*Written task*:
Below are some entries. Work out how many of their lines hold the word "prodr", and write that number alone.

*Material shown*:
···

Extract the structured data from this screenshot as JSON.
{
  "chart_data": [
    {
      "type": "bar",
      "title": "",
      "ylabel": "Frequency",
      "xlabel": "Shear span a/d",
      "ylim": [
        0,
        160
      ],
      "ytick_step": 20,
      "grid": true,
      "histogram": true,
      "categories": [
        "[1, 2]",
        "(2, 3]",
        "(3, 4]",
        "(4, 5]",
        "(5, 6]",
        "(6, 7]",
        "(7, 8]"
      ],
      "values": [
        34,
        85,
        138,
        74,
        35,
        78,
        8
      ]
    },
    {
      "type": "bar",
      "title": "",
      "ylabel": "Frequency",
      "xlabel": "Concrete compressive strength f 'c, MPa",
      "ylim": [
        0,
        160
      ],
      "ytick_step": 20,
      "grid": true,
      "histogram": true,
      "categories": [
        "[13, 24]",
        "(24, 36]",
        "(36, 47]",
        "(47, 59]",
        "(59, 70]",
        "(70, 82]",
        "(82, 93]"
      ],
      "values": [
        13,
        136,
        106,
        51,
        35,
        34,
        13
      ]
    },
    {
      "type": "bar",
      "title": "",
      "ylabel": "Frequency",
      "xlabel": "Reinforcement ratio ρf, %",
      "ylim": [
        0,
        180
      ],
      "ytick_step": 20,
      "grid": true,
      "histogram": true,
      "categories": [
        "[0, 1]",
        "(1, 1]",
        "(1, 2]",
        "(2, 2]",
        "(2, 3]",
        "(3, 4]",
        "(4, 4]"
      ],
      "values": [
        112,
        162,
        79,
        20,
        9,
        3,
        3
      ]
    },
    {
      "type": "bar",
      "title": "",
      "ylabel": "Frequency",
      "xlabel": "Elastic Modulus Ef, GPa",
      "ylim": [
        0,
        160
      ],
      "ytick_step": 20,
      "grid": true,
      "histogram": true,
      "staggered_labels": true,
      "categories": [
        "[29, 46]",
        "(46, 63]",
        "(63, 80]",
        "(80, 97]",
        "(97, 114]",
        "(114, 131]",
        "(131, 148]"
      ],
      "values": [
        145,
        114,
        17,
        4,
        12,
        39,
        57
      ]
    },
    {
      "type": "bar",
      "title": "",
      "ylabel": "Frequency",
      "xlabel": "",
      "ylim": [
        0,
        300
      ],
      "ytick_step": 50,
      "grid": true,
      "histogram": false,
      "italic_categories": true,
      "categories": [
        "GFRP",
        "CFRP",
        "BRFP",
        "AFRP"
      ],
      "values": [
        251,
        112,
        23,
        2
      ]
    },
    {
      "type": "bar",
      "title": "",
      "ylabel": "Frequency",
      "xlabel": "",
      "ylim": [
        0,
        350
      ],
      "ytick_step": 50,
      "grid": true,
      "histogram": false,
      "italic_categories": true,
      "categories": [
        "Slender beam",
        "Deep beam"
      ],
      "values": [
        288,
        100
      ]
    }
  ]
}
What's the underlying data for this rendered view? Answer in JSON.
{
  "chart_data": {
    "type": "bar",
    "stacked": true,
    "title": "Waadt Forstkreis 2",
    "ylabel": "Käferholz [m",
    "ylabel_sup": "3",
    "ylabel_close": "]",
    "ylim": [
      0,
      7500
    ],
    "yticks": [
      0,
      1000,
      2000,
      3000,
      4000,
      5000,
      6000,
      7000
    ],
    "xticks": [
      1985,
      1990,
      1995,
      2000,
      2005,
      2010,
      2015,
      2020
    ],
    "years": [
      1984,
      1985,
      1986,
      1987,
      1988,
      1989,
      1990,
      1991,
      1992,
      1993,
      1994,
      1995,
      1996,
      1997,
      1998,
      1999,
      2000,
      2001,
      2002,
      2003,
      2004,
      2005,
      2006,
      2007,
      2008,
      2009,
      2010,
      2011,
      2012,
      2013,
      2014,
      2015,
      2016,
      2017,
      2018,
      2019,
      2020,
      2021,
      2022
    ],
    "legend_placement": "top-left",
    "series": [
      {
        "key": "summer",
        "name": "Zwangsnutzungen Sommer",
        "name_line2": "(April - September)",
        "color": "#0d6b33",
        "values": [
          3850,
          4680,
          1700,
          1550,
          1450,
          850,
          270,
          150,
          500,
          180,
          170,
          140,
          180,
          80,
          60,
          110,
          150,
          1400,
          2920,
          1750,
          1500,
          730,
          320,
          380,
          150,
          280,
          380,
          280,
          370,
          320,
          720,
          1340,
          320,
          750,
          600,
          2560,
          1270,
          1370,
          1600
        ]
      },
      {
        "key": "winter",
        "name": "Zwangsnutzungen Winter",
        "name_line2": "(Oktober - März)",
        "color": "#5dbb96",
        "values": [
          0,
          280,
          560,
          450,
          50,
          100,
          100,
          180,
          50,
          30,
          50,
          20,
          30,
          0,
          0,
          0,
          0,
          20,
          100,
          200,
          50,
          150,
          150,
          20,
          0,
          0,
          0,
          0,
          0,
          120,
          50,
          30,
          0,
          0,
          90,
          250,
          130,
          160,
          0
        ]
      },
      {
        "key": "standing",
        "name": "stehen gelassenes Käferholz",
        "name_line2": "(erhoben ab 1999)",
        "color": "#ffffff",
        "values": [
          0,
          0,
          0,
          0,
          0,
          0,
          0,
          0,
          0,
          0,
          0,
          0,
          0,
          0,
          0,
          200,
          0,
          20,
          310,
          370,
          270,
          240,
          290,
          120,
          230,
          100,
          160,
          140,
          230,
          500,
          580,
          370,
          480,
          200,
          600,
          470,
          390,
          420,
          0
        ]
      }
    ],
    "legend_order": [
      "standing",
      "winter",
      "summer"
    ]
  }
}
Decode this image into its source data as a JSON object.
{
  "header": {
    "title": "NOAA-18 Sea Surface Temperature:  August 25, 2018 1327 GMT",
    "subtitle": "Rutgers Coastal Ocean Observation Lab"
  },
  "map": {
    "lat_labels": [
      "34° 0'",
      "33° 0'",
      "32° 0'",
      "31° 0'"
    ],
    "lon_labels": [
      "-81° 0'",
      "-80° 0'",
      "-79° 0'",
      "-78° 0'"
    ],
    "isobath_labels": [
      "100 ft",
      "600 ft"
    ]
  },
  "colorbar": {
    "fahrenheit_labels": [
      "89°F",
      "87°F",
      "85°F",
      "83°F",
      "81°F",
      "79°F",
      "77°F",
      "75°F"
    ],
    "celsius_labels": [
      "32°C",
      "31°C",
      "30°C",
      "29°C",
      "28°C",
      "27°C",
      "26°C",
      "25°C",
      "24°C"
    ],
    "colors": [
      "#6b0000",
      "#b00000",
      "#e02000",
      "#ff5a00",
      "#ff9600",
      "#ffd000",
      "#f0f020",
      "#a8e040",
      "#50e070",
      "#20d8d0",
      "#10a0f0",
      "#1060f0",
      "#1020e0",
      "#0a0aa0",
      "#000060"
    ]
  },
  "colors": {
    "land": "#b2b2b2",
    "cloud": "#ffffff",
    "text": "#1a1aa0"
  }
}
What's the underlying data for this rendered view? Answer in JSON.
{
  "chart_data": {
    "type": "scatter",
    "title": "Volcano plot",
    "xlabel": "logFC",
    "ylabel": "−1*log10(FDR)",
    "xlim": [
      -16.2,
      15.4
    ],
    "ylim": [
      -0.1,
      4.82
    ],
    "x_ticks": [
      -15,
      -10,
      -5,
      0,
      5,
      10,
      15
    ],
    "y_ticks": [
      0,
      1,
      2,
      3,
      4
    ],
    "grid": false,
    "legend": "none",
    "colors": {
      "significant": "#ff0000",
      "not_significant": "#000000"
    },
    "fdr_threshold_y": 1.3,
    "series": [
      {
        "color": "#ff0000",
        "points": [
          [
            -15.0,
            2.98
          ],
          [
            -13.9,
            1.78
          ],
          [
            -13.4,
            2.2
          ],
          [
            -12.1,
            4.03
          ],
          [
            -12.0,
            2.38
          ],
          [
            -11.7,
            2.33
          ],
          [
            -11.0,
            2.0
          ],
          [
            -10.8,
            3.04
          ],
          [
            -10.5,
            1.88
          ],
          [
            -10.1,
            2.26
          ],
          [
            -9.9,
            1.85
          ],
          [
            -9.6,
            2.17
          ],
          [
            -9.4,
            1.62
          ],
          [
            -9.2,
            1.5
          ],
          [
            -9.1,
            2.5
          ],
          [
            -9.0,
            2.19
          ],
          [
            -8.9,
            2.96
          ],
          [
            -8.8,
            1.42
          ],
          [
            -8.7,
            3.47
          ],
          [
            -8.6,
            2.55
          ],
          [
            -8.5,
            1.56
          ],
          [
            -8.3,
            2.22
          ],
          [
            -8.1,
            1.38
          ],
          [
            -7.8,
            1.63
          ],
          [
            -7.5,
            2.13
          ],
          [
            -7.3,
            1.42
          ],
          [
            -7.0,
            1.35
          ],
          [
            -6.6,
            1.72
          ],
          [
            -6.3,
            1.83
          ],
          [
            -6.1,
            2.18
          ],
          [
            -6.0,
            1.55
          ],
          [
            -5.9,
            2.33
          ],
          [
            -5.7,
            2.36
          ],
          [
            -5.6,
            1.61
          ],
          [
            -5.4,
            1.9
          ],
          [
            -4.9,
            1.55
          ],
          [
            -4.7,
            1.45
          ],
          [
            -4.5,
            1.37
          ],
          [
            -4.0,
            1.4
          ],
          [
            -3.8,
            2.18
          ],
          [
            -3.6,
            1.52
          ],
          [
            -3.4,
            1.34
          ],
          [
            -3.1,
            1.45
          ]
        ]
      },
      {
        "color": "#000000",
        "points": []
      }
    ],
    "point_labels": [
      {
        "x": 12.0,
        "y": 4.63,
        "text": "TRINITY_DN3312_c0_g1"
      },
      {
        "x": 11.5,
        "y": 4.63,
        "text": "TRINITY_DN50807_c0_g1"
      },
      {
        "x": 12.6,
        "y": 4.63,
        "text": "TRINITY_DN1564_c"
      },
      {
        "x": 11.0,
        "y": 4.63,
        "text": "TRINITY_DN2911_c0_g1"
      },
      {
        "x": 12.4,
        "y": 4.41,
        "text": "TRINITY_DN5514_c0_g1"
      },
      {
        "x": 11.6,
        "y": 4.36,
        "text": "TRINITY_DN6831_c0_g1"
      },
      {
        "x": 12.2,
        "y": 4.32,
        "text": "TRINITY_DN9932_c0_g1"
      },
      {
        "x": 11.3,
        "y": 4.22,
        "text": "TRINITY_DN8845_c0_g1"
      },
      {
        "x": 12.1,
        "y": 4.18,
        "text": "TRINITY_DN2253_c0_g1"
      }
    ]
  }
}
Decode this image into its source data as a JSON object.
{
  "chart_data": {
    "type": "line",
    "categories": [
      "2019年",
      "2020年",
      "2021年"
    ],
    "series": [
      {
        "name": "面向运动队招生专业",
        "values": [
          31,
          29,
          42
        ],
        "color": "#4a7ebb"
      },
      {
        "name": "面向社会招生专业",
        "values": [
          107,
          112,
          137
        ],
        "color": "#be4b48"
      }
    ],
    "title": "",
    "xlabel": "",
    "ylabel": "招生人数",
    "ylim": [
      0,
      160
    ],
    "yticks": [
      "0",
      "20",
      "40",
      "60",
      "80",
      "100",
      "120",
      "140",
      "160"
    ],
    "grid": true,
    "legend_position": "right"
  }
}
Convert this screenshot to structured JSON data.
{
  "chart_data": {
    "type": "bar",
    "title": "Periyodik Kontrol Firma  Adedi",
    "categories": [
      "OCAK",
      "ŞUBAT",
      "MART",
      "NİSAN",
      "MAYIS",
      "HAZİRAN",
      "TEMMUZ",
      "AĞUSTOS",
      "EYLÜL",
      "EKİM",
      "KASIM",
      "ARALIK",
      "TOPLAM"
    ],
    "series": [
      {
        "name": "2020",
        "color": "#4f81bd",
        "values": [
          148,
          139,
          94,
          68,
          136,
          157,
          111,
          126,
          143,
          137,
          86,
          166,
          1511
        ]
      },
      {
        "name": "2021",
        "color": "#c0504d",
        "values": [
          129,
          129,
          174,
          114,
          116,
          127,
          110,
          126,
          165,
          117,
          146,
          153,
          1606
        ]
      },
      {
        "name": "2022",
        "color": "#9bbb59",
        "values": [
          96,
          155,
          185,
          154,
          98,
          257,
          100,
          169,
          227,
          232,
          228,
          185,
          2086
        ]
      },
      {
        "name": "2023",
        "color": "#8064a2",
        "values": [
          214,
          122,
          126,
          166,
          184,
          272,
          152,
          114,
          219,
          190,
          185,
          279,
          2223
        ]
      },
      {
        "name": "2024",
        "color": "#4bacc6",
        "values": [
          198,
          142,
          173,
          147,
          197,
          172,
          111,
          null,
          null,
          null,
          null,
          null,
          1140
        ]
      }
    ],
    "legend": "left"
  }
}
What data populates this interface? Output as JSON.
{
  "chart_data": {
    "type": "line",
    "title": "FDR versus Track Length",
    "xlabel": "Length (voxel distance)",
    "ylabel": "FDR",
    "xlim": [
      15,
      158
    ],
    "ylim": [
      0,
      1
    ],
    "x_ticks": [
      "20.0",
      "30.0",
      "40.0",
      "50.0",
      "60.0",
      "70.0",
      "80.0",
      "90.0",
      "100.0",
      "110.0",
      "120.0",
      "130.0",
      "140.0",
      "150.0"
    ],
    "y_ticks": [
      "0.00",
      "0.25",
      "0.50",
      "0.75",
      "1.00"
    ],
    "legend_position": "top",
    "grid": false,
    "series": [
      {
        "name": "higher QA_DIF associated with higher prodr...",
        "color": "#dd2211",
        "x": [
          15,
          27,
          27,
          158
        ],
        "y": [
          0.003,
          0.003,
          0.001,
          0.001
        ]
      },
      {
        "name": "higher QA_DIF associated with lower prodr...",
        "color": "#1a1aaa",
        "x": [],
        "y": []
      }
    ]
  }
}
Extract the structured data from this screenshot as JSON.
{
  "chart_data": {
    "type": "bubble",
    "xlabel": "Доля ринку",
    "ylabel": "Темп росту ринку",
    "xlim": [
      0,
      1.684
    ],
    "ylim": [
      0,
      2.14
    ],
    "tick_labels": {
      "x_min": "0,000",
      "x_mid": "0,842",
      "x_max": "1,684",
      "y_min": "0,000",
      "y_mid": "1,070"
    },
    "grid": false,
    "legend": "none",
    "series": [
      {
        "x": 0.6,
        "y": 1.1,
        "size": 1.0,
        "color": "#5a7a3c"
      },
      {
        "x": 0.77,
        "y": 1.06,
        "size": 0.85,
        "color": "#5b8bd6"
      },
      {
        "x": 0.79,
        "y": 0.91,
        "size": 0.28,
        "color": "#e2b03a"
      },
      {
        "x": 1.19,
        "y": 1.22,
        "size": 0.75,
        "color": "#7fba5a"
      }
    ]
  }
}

···

*Expected answer*:
2